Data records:

-- start --

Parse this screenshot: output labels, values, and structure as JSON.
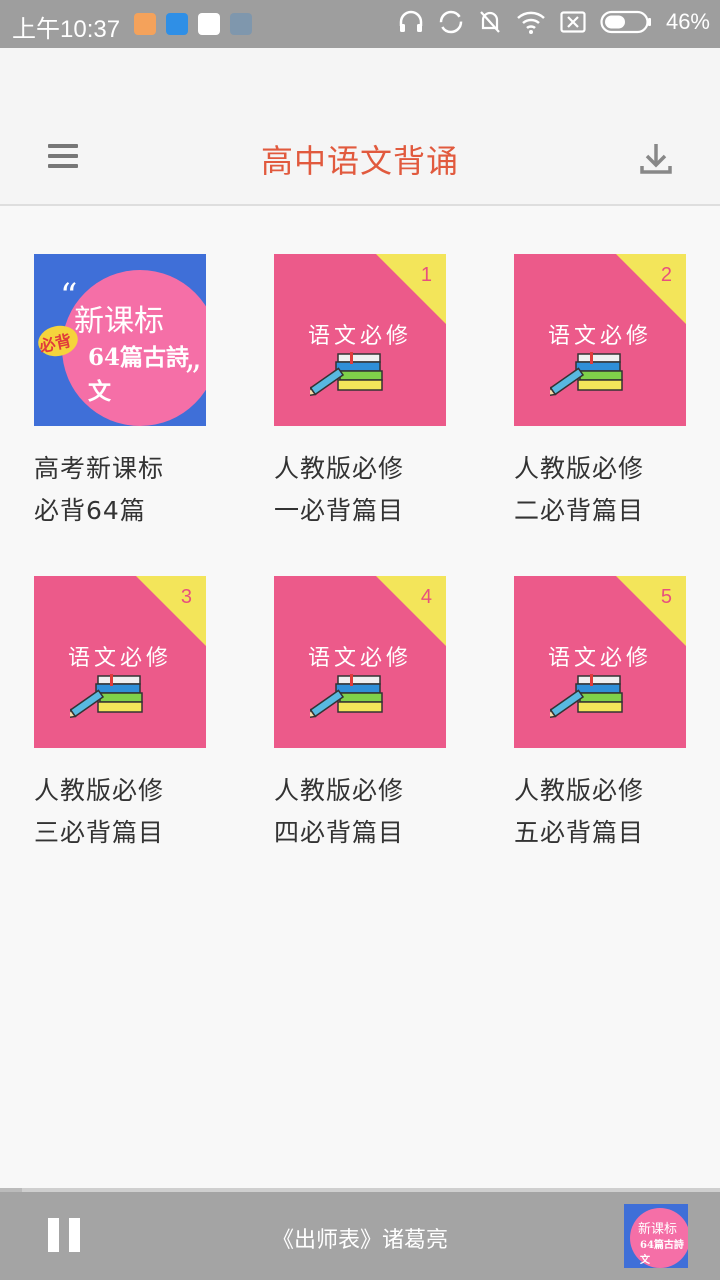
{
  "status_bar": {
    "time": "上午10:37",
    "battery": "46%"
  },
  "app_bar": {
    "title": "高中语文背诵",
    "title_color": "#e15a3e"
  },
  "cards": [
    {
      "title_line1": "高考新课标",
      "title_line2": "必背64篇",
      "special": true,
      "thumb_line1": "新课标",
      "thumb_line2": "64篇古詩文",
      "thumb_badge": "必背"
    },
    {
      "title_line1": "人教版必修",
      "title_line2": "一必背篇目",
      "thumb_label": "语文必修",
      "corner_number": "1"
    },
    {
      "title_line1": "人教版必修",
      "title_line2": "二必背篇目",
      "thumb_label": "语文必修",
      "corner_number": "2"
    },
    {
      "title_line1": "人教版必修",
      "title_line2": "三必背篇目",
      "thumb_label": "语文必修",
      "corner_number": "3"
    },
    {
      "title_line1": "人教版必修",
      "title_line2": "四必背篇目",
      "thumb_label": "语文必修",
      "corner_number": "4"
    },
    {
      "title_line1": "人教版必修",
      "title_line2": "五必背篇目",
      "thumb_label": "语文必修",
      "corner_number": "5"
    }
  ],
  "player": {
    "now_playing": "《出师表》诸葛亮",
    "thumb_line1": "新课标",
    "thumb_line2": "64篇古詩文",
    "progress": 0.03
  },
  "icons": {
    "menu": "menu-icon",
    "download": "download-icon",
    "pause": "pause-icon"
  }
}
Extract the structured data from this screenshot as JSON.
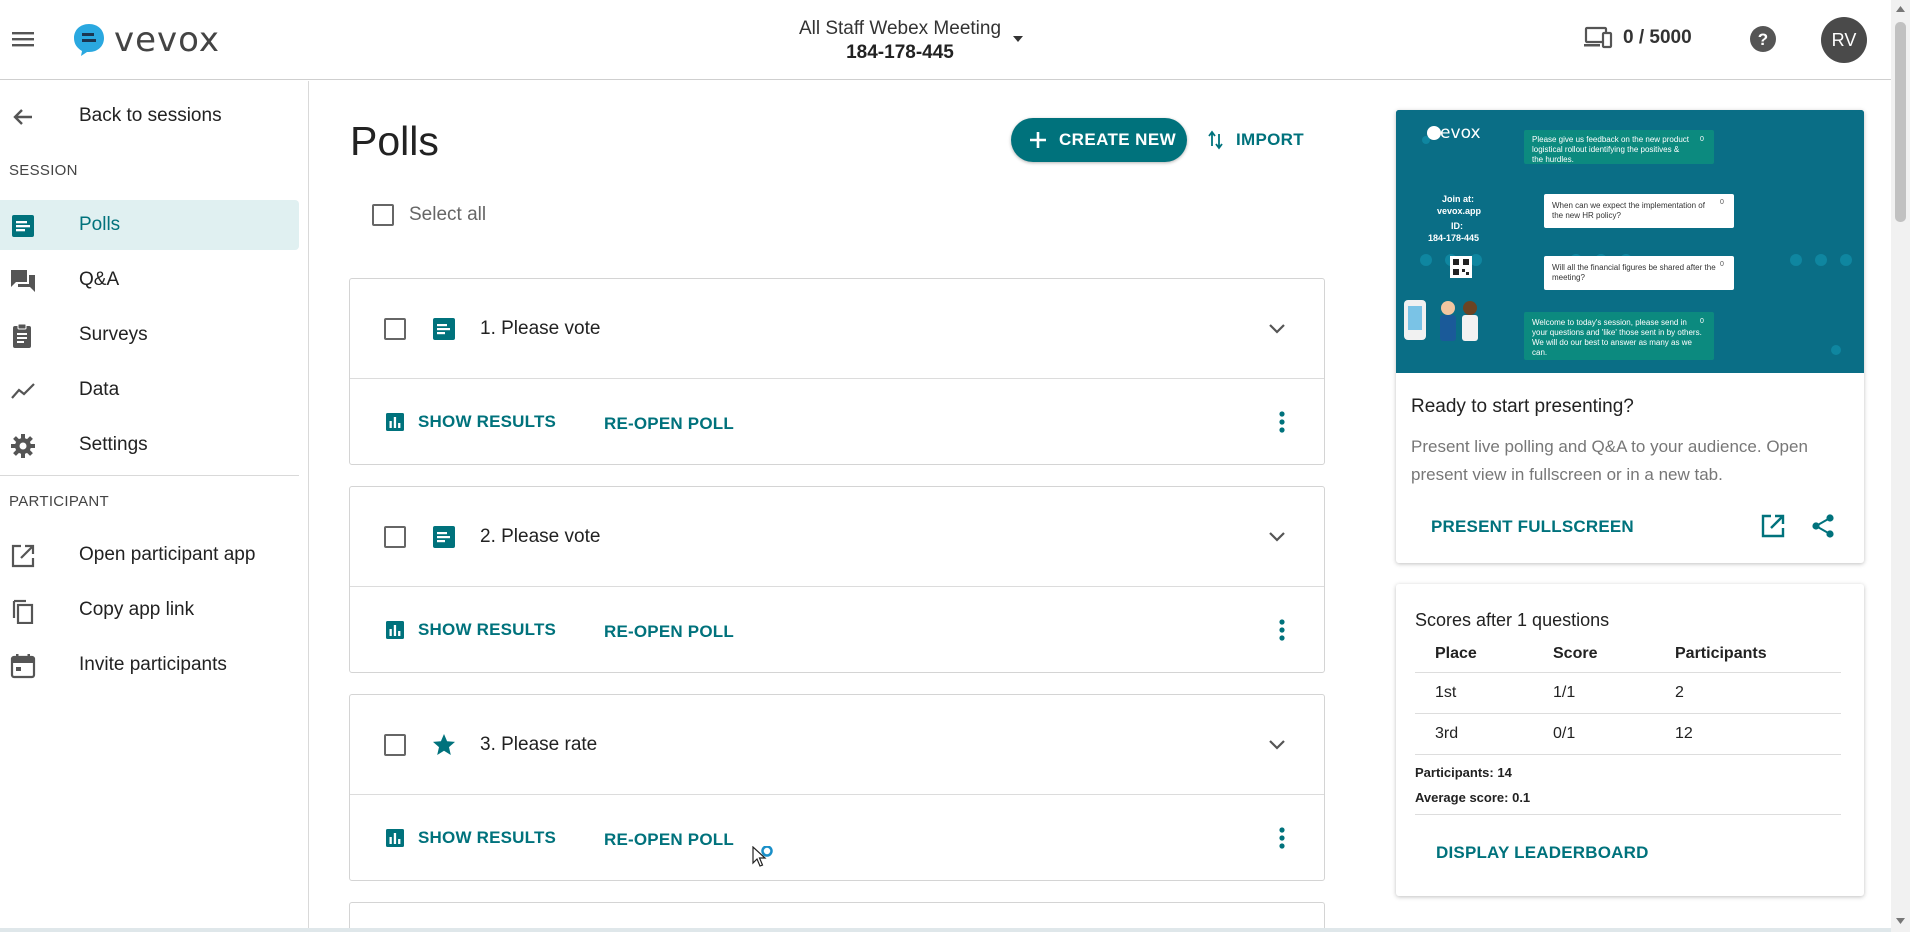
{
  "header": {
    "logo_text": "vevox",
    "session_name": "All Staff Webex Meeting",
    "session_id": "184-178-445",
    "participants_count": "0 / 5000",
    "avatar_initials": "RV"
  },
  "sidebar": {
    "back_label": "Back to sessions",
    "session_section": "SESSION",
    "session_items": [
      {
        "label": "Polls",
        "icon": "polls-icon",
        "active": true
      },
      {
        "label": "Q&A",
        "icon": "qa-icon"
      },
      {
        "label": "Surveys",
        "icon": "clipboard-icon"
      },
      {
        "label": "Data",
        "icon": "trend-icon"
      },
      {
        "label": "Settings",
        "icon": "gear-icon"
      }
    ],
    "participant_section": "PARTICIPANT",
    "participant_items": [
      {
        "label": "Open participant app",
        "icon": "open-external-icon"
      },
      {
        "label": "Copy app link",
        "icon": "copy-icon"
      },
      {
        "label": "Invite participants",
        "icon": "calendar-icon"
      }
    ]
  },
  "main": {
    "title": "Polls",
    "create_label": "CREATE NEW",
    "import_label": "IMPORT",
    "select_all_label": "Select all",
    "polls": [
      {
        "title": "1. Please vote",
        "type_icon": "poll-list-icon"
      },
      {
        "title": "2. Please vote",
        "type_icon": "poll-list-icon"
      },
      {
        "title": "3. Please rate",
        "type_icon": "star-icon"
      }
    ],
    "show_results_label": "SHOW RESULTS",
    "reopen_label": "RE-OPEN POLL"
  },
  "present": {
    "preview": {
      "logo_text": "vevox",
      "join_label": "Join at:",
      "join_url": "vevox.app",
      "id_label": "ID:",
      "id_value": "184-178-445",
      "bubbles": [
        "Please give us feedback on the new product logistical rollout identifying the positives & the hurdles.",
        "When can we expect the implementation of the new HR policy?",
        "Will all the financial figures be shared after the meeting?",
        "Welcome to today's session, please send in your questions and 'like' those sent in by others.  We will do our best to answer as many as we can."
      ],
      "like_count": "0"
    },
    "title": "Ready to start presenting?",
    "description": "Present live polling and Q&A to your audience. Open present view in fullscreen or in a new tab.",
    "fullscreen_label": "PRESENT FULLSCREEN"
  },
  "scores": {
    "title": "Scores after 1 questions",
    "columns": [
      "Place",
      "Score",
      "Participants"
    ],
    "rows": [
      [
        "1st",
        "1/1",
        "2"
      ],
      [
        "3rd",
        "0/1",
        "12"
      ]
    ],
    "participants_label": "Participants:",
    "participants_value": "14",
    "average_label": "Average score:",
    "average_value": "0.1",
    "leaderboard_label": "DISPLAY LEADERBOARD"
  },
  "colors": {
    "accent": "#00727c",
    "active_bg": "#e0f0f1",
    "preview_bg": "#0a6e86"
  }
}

-- end --

_GOAL_.
Quote all the lines above exactly as given. Do not include the pictures.

_ANSWER TO THIS TASK_.
Parse this screenshot: output labels, values, and structure as JSON.
{
  "status_bar": {
    "time": "上午10:37",
    "battery": "46%"
  },
  "app_bar": {
    "title": "高中语文背诵",
    "title_color": "#e15a3e"
  },
  "cards": [
    {
      "title_line1": "高考新课标",
      "title_line2": "必背64篇",
      "special": true,
      "thumb_line1": "新课标",
      "thumb_line2": "64篇古詩文",
      "thumb_badge": "必背"
    },
    {
      "title_line1": "人教版必修",
      "title_line2": "一必背篇目",
      "thumb_label": "语文必修",
      "corner_number": "1"
    },
    {
      "title_line1": "人教版必修",
      "title_line2": "二必背篇目",
      "thumb_label": "语文必修",
      "corner_number": "2"
    },
    {
      "title_line1": "人教版必修",
      "title_line2": "三必背篇目",
      "thumb_label": "语文必修",
      "corner_number": "3"
    },
    {
      "title_line1": "人教版必修",
      "title_line2": "四必背篇目",
      "thumb_label": "语文必修",
      "corner_number": "4"
    },
    {
      "title_line1": "人教版必修",
      "title_line2": "五必背篇目",
      "thumb_label": "语文必修",
      "corner_number": "5"
    }
  ],
  "player": {
    "now_playing": "《出师表》诸葛亮",
    "thumb_line1": "新课标",
    "thumb_line2": "64篇古詩文",
    "progress": 0.03
  },
  "icons": {
    "menu": "menu-icon",
    "download": "download-icon",
    "pause": "pause-icon"
  }
}
Extract the structured data from this screenshot as JSON.
{
  "header": {
    "logo_text": "vevox",
    "session_name": "All Staff Webex Meeting",
    "session_id": "184-178-445",
    "participants_count": "0 / 5000",
    "avatar_initials": "RV"
  },
  "sidebar": {
    "back_label": "Back to sessions",
    "session_section": "SESSION",
    "session_items": [
      {
        "label": "Polls",
        "icon": "polls-icon",
        "active": true
      },
      {
        "label": "Q&A",
        "icon": "qa-icon"
      },
      {
        "label": "Surveys",
        "icon": "clipboard-icon"
      },
      {
        "label": "Data",
        "icon": "trend-icon"
      },
      {
        "label": "Settings",
        "icon": "gear-icon"
      }
    ],
    "participant_section": "PARTICIPANT",
    "participant_items": [
      {
        "label": "Open participant app",
        "icon": "open-external-icon"
      },
      {
        "label": "Copy app link",
        "icon": "copy-icon"
      },
      {
        "label": "Invite participants",
        "icon": "calendar-icon"
      }
    ]
  },
  "main": {
    "title": "Polls",
    "create_label": "CREATE NEW",
    "import_label": "IMPORT",
    "select_all_label": "Select all",
    "polls": [
      {
        "title": "1. Please vote",
        "type_icon": "poll-list-icon"
      },
      {
        "title": "2. Please vote",
        "type_icon": "poll-list-icon"
      },
      {
        "title": "3. Please rate",
        "type_icon": "star-icon"
      }
    ],
    "show_results_label": "SHOW RESULTS",
    "reopen_label": "RE-OPEN POLL"
  },
  "present": {
    "preview": {
      "logo_text": "vevox",
      "join_label": "Join at:",
      "join_url": "vevox.app",
      "id_label": "ID:",
      "id_value": "184-178-445",
      "bubbles": [
        "Please give us feedback on the new product logistical rollout identifying the positives & the hurdles.",
        "When can we expect the implementation of the new HR policy?",
        "Will all the financial figures be shared after the meeting?",
        "Welcome to today's session, please send in your questions and 'like' those sent in by others.  We will do our best to answer as many as we can."
      ],
      "like_count": "0"
    },
    "title": "Ready to start presenting?",
    "description": "Present live polling and Q&A to your audience. Open present view in fullscreen or in a new tab.",
    "fullscreen_label": "PRESENT FULLSCREEN"
  },
  "scores": {
    "title": "Scores after 1 questions",
    "columns": [
      "Place",
      "Score",
      "Participants"
    ],
    "rows": [
      [
        "1st",
        "1/1",
        "2"
      ],
      [
        "3rd",
        "0/1",
        "12"
      ]
    ],
    "participants_label": "Participants:",
    "participants_value": "14",
    "average_label": "Average score:",
    "average_value": "0.1",
    "leaderboard_label": "DISPLAY LEADERBOARD"
  },
  "colors": {
    "accent": "#00727c",
    "active_bg": "#e0f0f1",
    "preview_bg": "#0a6e86"
  }
}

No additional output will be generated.